# Request:
Gather every line that includes the word "Українська", please.
---------- The records ----------
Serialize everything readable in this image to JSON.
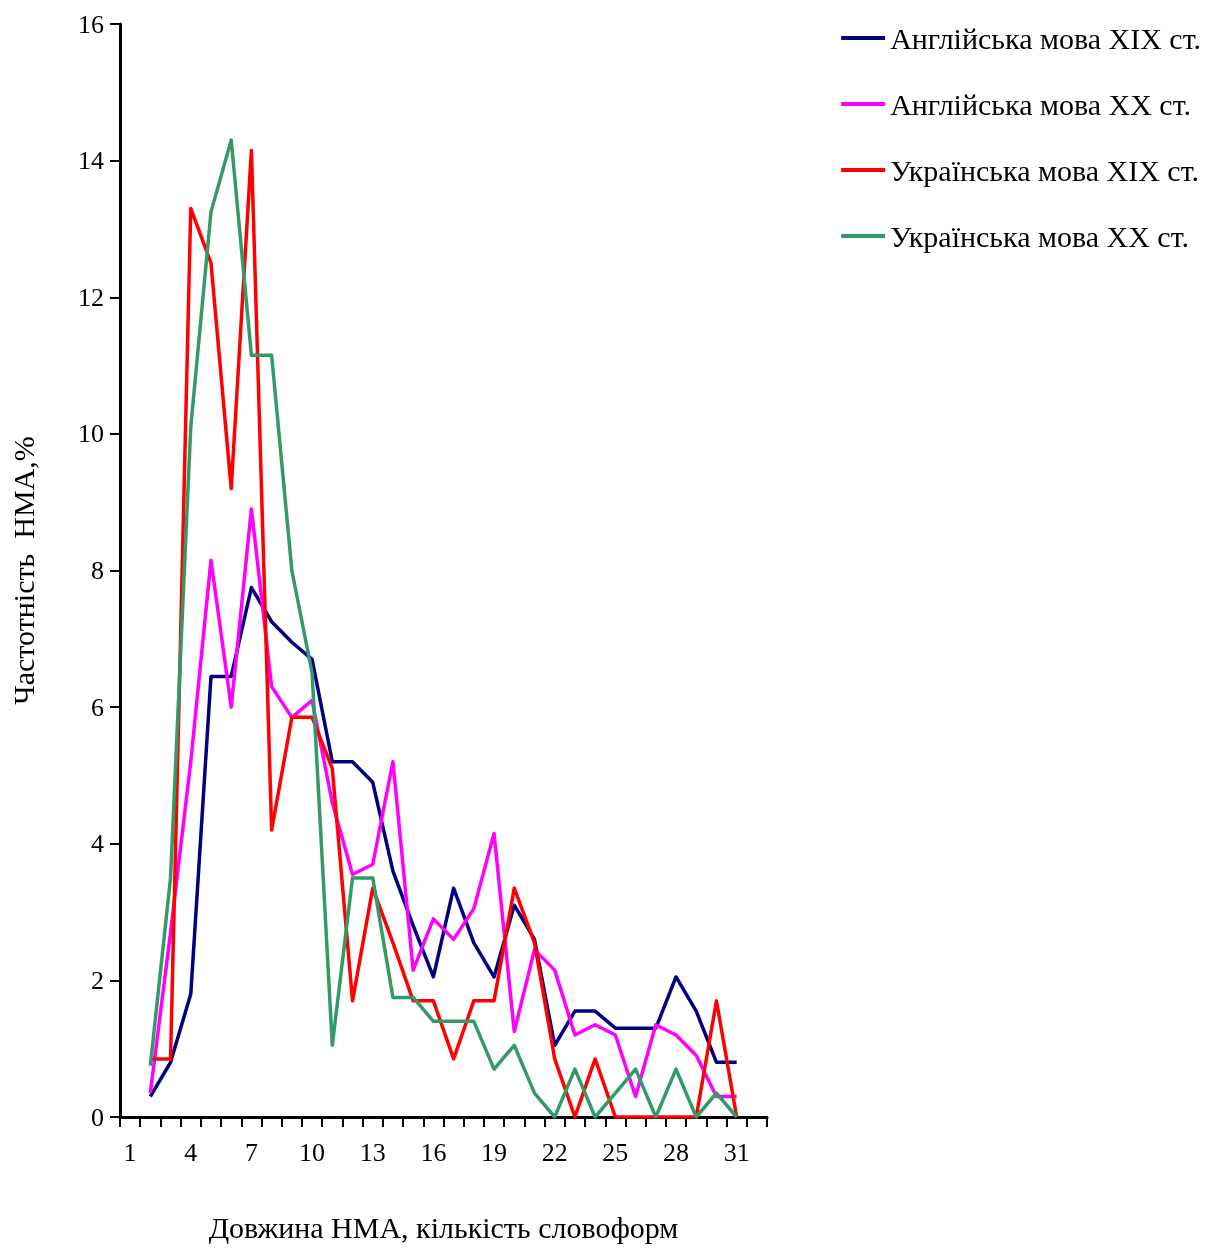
{
  "chart_data": {
    "type": "line",
    "xlabel": "Довжина НМА, кількість словоформ",
    "ylabel": "Частотність  НМА,%",
    "categories": [
      "1",
      null,
      null,
      "4",
      null,
      null,
      "7",
      null,
      null,
      "10",
      null,
      null,
      "13",
      null,
      null,
      "16",
      null,
      null,
      "19",
      null,
      null,
      "22",
      null,
      null,
      "25",
      null,
      null,
      "28",
      null,
      null,
      "31",
      null
    ],
    "series": [
      {
        "name": "Англійська мова XIX ст.",
        "color": "#000080",
        "values": [
          null,
          0.3,
          0.8,
          1.8,
          6.45,
          6.45,
          7.75,
          7.25,
          6.95,
          6.7,
          5.2,
          5.2,
          4.9,
          3.6,
          2.8,
          2.05,
          3.35,
          2.55,
          2.05,
          3.1,
          2.6,
          1.05,
          1.55,
          1.55,
          1.3,
          1.3,
          1.3,
          2.05,
          1.55,
          0.8,
          0.8,
          null
        ]
      },
      {
        "name": "Англійська мова XX ст.",
        "color": "#ff00ff",
        "values": [
          null,
          0.35,
          2.7,
          5.2,
          8.15,
          6.0,
          8.9,
          6.3,
          5.85,
          6.1,
          4.6,
          3.55,
          3.7,
          5.2,
          2.15,
          2.9,
          2.6,
          3.05,
          4.15,
          1.25,
          2.45,
          2.15,
          1.2,
          1.35,
          1.2,
          0.3,
          1.35,
          1.2,
          0.9,
          0.3,
          0.3,
          null
        ]
      },
      {
        "name": "Українська мова XIX ст.",
        "color": "#ff0000",
        "values": [
          null,
          0.85,
          0.85,
          13.3,
          12.5,
          9.2,
          14.15,
          4.2,
          5.85,
          5.85,
          5.1,
          1.7,
          3.35,
          2.55,
          1.7,
          1.7,
          0.85,
          1.7,
          1.7,
          3.35,
          2.55,
          0.85,
          0,
          0.85,
          0,
          0,
          0,
          0,
          0,
          1.7,
          0,
          null
        ]
      },
      {
        "name": "Українська мова XX ст.",
        "color": "#339966",
        "values": [
          null,
          0.75,
          3.5,
          10.1,
          13.25,
          14.3,
          11.15,
          11.15,
          8.0,
          6.5,
          1.05,
          3.5,
          3.5,
          1.75,
          1.75,
          1.4,
          1.4,
          1.4,
          0.7,
          1.05,
          0.35,
          0,
          0.7,
          0,
          0.35,
          0.7,
          0,
          0.7,
          0,
          0.35,
          0,
          null
        ]
      }
    ],
    "ylim": [
      0,
      16
    ],
    "yticks": [
      0,
      2,
      4,
      6,
      8,
      10,
      12,
      14,
      16
    ],
    "grid": false,
    "legend": "top right",
    "marker": "none",
    "line_style": "solid"
  }
}
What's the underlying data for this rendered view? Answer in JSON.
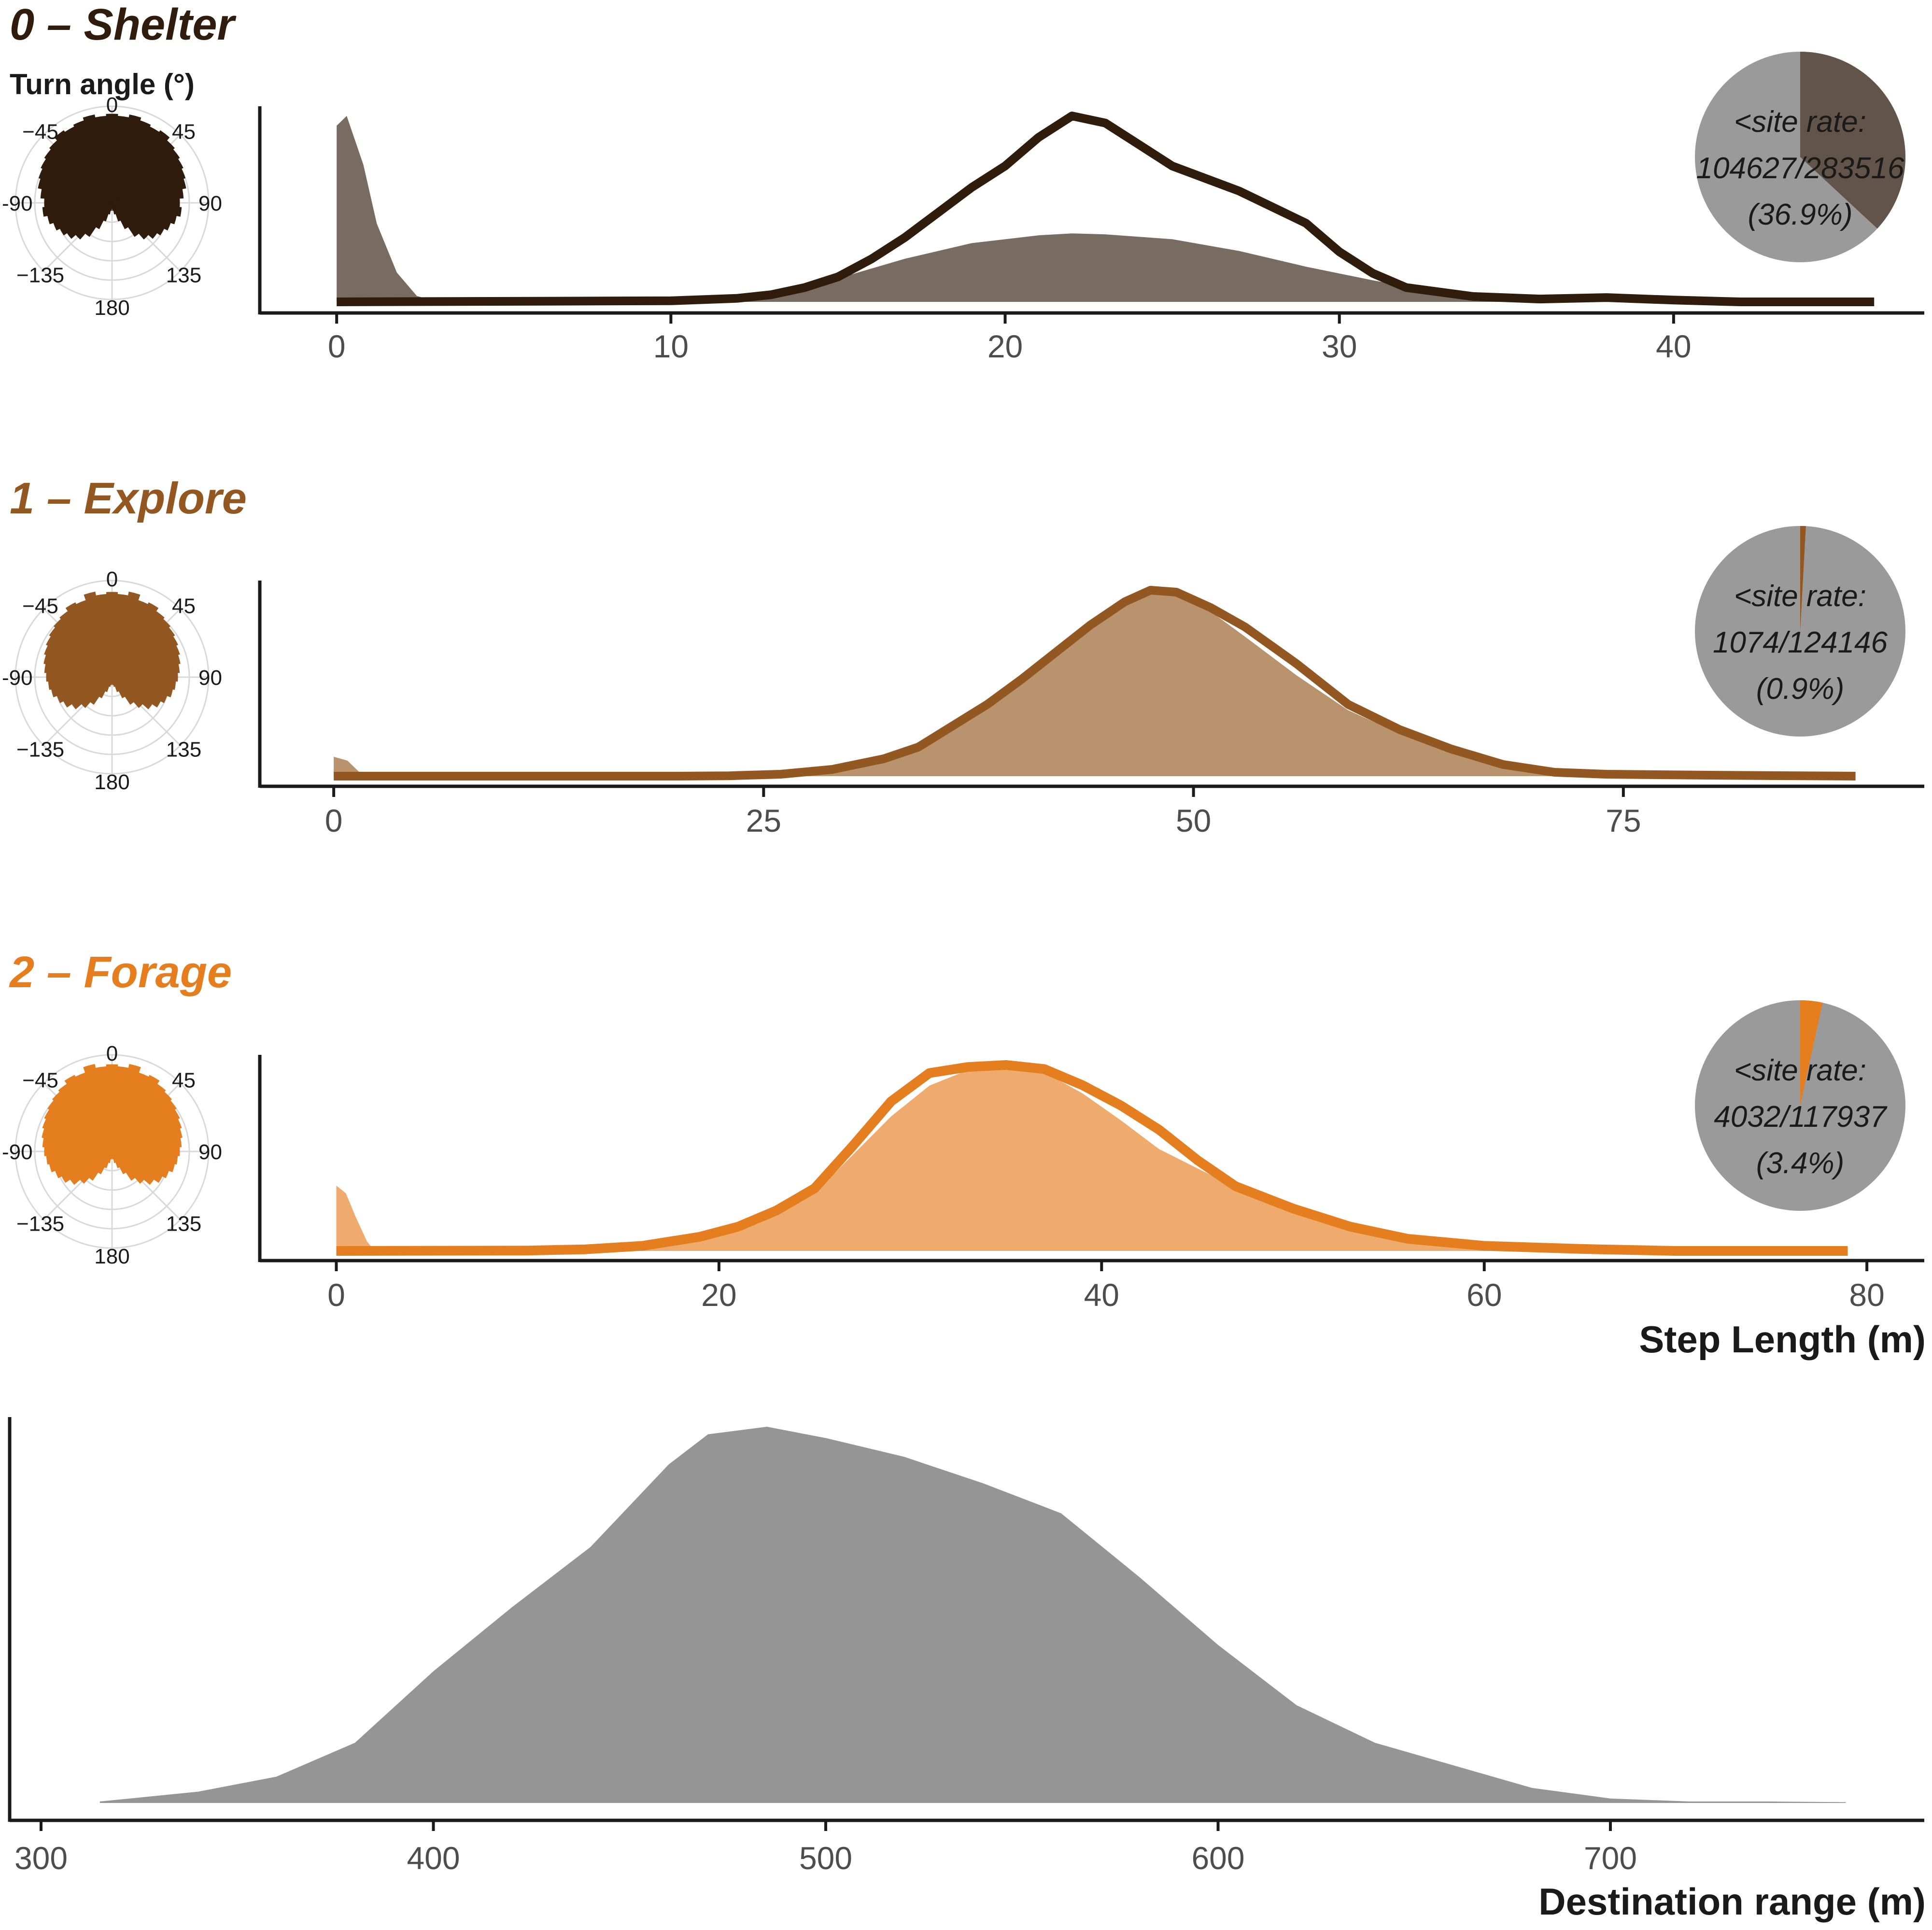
{
  "colors": {
    "shelter": "#2f1c0c",
    "explore": "#935721",
    "forage": "#e57e1e",
    "pie_grey": "#9a9a9a",
    "range_grey": "#959595",
    "axis": "#1a1a1a",
    "grid": "#d9d9d9"
  },
  "polar_header": "Turn angle (°)",
  "polar_ticks": [
    "0",
    "45",
    "90",
    "135",
    "180",
    "−135",
    "-90",
    "−45"
  ],
  "step_axis_label": "Step Length (m)",
  "chart_data": [
    {
      "type": "area",
      "id": "shelter",
      "title": "0 – Shelter",
      "xlabel": "Step Length (m)",
      "xlim": [
        -2.3,
        47.5
      ],
      "xticks": [
        0,
        10,
        20,
        30,
        40
      ],
      "fill_density": [
        [
          0,
          0.9
        ],
        [
          0.3,
          0.95
        ],
        [
          0.8,
          0.7
        ],
        [
          1.2,
          0.4
        ],
        [
          1.8,
          0.15
        ],
        [
          2.4,
          0.03
        ],
        [
          3,
          0
        ],
        [
          9,
          0
        ],
        [
          11,
          0.01
        ],
        [
          13,
          0.04
        ],
        [
          15,
          0.12
        ],
        [
          17,
          0.22
        ],
        [
          19,
          0.3
        ],
        [
          21,
          0.34
        ],
        [
          22,
          0.35
        ],
        [
          23,
          0.345
        ],
        [
          25,
          0.32
        ],
        [
          27,
          0.26
        ],
        [
          29,
          0.18
        ],
        [
          31,
          0.11
        ],
        [
          33,
          0.05
        ],
        [
          35,
          0.02
        ],
        [
          37,
          0.008
        ],
        [
          40,
          0
        ],
        [
          46,
          0
        ]
      ],
      "line_density": [
        [
          0,
          0
        ],
        [
          10,
          0.003
        ],
        [
          12,
          0.01
        ],
        [
          13,
          0.02
        ],
        [
          14,
          0.04
        ],
        [
          15,
          0.07
        ],
        [
          16,
          0.12
        ],
        [
          17,
          0.18
        ],
        [
          18,
          0.25
        ],
        [
          19,
          0.32
        ],
        [
          20,
          0.38
        ],
        [
          21,
          0.46
        ],
        [
          22,
          0.52
        ],
        [
          23,
          0.5
        ],
        [
          24,
          0.44
        ],
        [
          25,
          0.38
        ],
        [
          27,
          0.31
        ],
        [
          29,
          0.22
        ],
        [
          30,
          0.14
        ],
        [
          31,
          0.08
        ],
        [
          32,
          0.04
        ],
        [
          34,
          0.015
        ],
        [
          36,
          0.008
        ],
        [
          38,
          0.012
        ],
        [
          40,
          0.005
        ],
        [
          42,
          0
        ],
        [
          46,
          0
        ]
      ],
      "pie": {
        "label_lines": [
          "<site rate:",
          "104627/283516",
          "(36.9%)"
        ],
        "numerator": 104627,
        "denominator": 283516,
        "percent": 36.9
      },
      "polar_radii": [
        0.92,
        0.9,
        0.93,
        0.9,
        0.88,
        0.9,
        0.86,
        0.84,
        0.82,
        0.8,
        0.78,
        0.74,
        0.7,
        0.72,
        0.68,
        0.64,
        0.6,
        0.56,
        0.5,
        0.42,
        0.3,
        0.2,
        0.12,
        0.08,
        0.06,
        0.08,
        0.12,
        0.2,
        0.3,
        0.42,
        0.5,
        0.56,
        0.6,
        0.64,
        0.68,
        0.72,
        0.7,
        0.74,
        0.78,
        0.8,
        0.82,
        0.84,
        0.86,
        0.9,
        0.88,
        0.9,
        0.93,
        0.9
      ]
    },
    {
      "type": "area",
      "id": "explore",
      "title": "1 – Explore",
      "xlabel": "Step Length (m)",
      "xlim": [
        -4.3,
        92.5
      ],
      "xticks": [
        0,
        25,
        50,
        75
      ],
      "fill_density": [
        [
          0,
          0.1
        ],
        [
          0.8,
          0.08
        ],
        [
          1.5,
          0.02
        ],
        [
          2,
          0
        ],
        [
          24,
          0
        ],
        [
          26,
          0.01
        ],
        [
          28,
          0.03
        ],
        [
          31,
          0.08
        ],
        [
          34,
          0.17
        ],
        [
          37,
          0.32
        ],
        [
          40,
          0.52
        ],
        [
          43,
          0.7
        ],
        [
          45,
          0.83
        ],
        [
          47,
          0.93
        ],
        [
          48,
          0.96
        ],
        [
          49,
          0.94
        ],
        [
          51,
          0.85
        ],
        [
          53,
          0.72
        ],
        [
          56,
          0.52
        ],
        [
          59,
          0.34
        ],
        [
          62,
          0.22
        ],
        [
          65,
          0.13
        ],
        [
          68,
          0.06
        ],
        [
          71,
          0.02
        ],
        [
          75,
          0.005
        ],
        [
          80,
          0
        ],
        [
          88.5,
          0
        ]
      ],
      "line_density": [
        [
          0,
          0
        ],
        [
          20,
          0
        ],
        [
          23,
          0.002
        ],
        [
          26,
          0.01
        ],
        [
          29,
          0.035
        ],
        [
          32,
          0.09
        ],
        [
          34,
          0.15
        ],
        [
          36,
          0.26
        ],
        [
          38,
          0.37
        ],
        [
          40,
          0.5
        ],
        [
          42,
          0.64
        ],
        [
          44,
          0.78
        ],
        [
          46,
          0.9
        ],
        [
          47.5,
          0.96
        ],
        [
          49,
          0.95
        ],
        [
          51,
          0.87
        ],
        [
          53,
          0.77
        ],
        [
          56,
          0.58
        ],
        [
          59,
          0.37
        ],
        [
          62,
          0.24
        ],
        [
          65,
          0.14
        ],
        [
          68,
          0.06
        ],
        [
          71,
          0.02
        ],
        [
          74,
          0.01
        ],
        [
          80,
          0.005
        ],
        [
          88.5,
          0
        ]
      ],
      "pie": {
        "label_lines": [
          "<site rate:",
          "1074/124146",
          "(0.9%)"
        ],
        "numerator": 1074,
        "denominator": 124146,
        "percent": 0.9
      },
      "polar_radii": [
        0.88,
        0.86,
        0.9,
        0.84,
        0.86,
        0.82,
        0.8,
        0.78,
        0.76,
        0.74,
        0.72,
        0.7,
        0.68,
        0.66,
        0.64,
        0.6,
        0.56,
        0.5,
        0.42,
        0.34,
        0.24,
        0.16,
        0.1,
        0.08,
        0.07,
        0.08,
        0.1,
        0.16,
        0.24,
        0.34,
        0.42,
        0.5,
        0.56,
        0.6,
        0.64,
        0.66,
        0.68,
        0.7,
        0.72,
        0.74,
        0.76,
        0.78,
        0.8,
        0.82,
        0.86,
        0.84,
        0.9,
        0.86
      ]
    },
    {
      "type": "area",
      "id": "forage",
      "title": "2 – Forage",
      "xlabel": "Step Length (m)",
      "xlim": [
        -4,
        83
      ],
      "xticks": [
        0,
        20,
        40,
        60,
        80
      ],
      "fill_density": [
        [
          0,
          0.34
        ],
        [
          0.5,
          0.3
        ],
        [
          1,
          0.18
        ],
        [
          1.6,
          0.05
        ],
        [
          2,
          0
        ],
        [
          10,
          0
        ],
        [
          13,
          0.005
        ],
        [
          16,
          0.02
        ],
        [
          19,
          0.06
        ],
        [
          22,
          0.14
        ],
        [
          25,
          0.3
        ],
        [
          27,
          0.5
        ],
        [
          29,
          0.7
        ],
        [
          31,
          0.86
        ],
        [
          33,
          0.94
        ],
        [
          35,
          0.97
        ],
        [
          37,
          0.93
        ],
        [
          39,
          0.82
        ],
        [
          41,
          0.68
        ],
        [
          43,
          0.53
        ],
        [
          46,
          0.38
        ],
        [
          49,
          0.26
        ],
        [
          52,
          0.15
        ],
        [
          55,
          0.08
        ],
        [
          58,
          0.04
        ],
        [
          62,
          0.015
        ],
        [
          66,
          0.005
        ],
        [
          70,
          0
        ],
        [
          79,
          0
        ]
      ],
      "line_density": [
        [
          0,
          0
        ],
        [
          10,
          0.002
        ],
        [
          13,
          0.008
        ],
        [
          16,
          0.025
        ],
        [
          19,
          0.07
        ],
        [
          21,
          0.12
        ],
        [
          23,
          0.2
        ],
        [
          25,
          0.31
        ],
        [
          27,
          0.52
        ],
        [
          29,
          0.74
        ],
        [
          31,
          0.88
        ],
        [
          33,
          0.91
        ],
        [
          35,
          0.92
        ],
        [
          37,
          0.9
        ],
        [
          39,
          0.82
        ],
        [
          41,
          0.72
        ],
        [
          43,
          0.6
        ],
        [
          45,
          0.45
        ],
        [
          47,
          0.32
        ],
        [
          50,
          0.21
        ],
        [
          53,
          0.12
        ],
        [
          56,
          0.06
        ],
        [
          60,
          0.025
        ],
        [
          65,
          0.01
        ],
        [
          70,
          0
        ],
        [
          79,
          0
        ]
      ],
      "pie": {
        "label_lines": [
          "<site rate:",
          "4032/117937",
          "(3.4%)"
        ],
        "numerator": 4032,
        "denominator": 117937,
        "percent": 3.4
      },
      "polar_radii": [
        0.9,
        0.88,
        0.92,
        0.86,
        0.88,
        0.84,
        0.82,
        0.8,
        0.78,
        0.76,
        0.74,
        0.72,
        0.7,
        0.68,
        0.66,
        0.62,
        0.58,
        0.52,
        0.44,
        0.36,
        0.26,
        0.18,
        0.12,
        0.08,
        0.07,
        0.08,
        0.12,
        0.18,
        0.26,
        0.36,
        0.44,
        0.52,
        0.58,
        0.62,
        0.66,
        0.68,
        0.7,
        0.72,
        0.74,
        0.76,
        0.78,
        0.8,
        0.82,
        0.84,
        0.88,
        0.86,
        0.92,
        0.88
      ]
    },
    {
      "type": "area",
      "id": "range",
      "title": "",
      "xlabel": "Destination range (m)",
      "xlim": [
        292,
        780
      ],
      "xticks": [
        300,
        400,
        500,
        600,
        700
      ],
      "fill_density": [
        [
          315,
          0.004
        ],
        [
          340,
          0.03
        ],
        [
          360,
          0.07
        ],
        [
          380,
          0.16
        ],
        [
          400,
          0.35
        ],
        [
          420,
          0.52
        ],
        [
          440,
          0.68
        ],
        [
          460,
          0.9
        ],
        [
          470,
          0.98
        ],
        [
          485,
          1.0
        ],
        [
          500,
          0.97
        ],
        [
          520,
          0.92
        ],
        [
          540,
          0.85
        ],
        [
          560,
          0.77
        ],
        [
          580,
          0.6
        ],
        [
          600,
          0.42
        ],
        [
          620,
          0.26
        ],
        [
          640,
          0.16
        ],
        [
          660,
          0.1
        ],
        [
          680,
          0.04
        ],
        [
          700,
          0.012
        ],
        [
          720,
          0.004
        ],
        [
          740,
          0.004
        ],
        [
          760,
          0.002
        ]
      ]
    }
  ]
}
----------
# Exercise output:
        "name": "Українська мова XIX ст.",
        "name": "Українська мова XX ст.",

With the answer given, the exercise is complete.